▶ _Work to complete_:
Extract the records below word for word and ignore the images.

▶ _Dataset extract_:
● ● ● ●

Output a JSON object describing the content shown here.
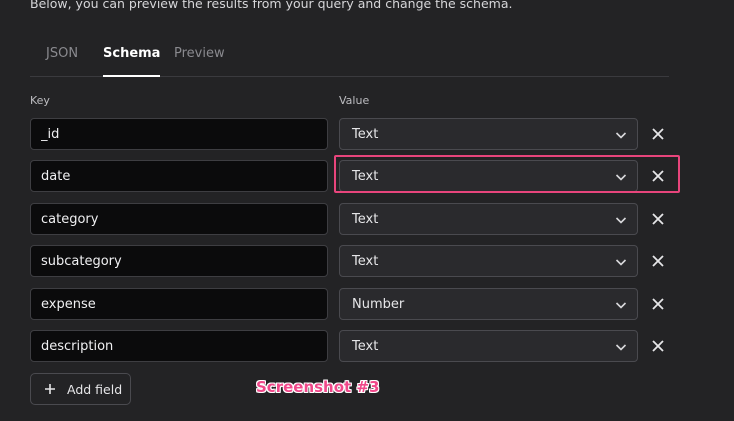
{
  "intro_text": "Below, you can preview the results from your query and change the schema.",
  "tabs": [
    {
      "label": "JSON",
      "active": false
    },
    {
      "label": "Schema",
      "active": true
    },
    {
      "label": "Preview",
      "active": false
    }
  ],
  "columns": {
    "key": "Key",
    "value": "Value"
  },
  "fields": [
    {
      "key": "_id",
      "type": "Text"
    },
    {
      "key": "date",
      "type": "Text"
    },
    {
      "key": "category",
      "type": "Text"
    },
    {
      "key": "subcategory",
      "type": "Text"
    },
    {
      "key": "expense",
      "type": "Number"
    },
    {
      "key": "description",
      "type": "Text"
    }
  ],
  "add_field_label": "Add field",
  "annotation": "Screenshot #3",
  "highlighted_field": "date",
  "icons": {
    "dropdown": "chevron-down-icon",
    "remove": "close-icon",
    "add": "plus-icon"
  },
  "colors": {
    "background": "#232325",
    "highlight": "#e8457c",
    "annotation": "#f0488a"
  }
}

● ● ● ●

▶ _Completed task_:
Output a JSON object describing the content shown here.
{
  "intro_text": "Below, you can preview the results from your query and change the schema.",
  "tabs": [
    {
      "label": "JSON",
      "active": false
    },
    {
      "label": "Schema",
      "active": true
    },
    {
      "label": "Preview",
      "active": false
    }
  ],
  "columns": {
    "key": "Key",
    "value": "Value"
  },
  "fields": [
    {
      "key": "_id",
      "type": "Text"
    },
    {
      "key": "date",
      "type": "Text"
    },
    {
      "key": "category",
      "type": "Text"
    },
    {
      "key": "subcategory",
      "type": "Text"
    },
    {
      "key": "expense",
      "type": "Number"
    },
    {
      "key": "description",
      "type": "Text"
    }
  ],
  "add_field_label": "Add field",
  "annotation": "Screenshot #3",
  "highlighted_field": "date",
  "icons": {
    "dropdown": "chevron-down-icon",
    "remove": "close-icon",
    "add": "plus-icon"
  },
  "colors": {
    "background": "#232325",
    "highlight": "#e8457c",
    "annotation": "#f0488a"
  }
}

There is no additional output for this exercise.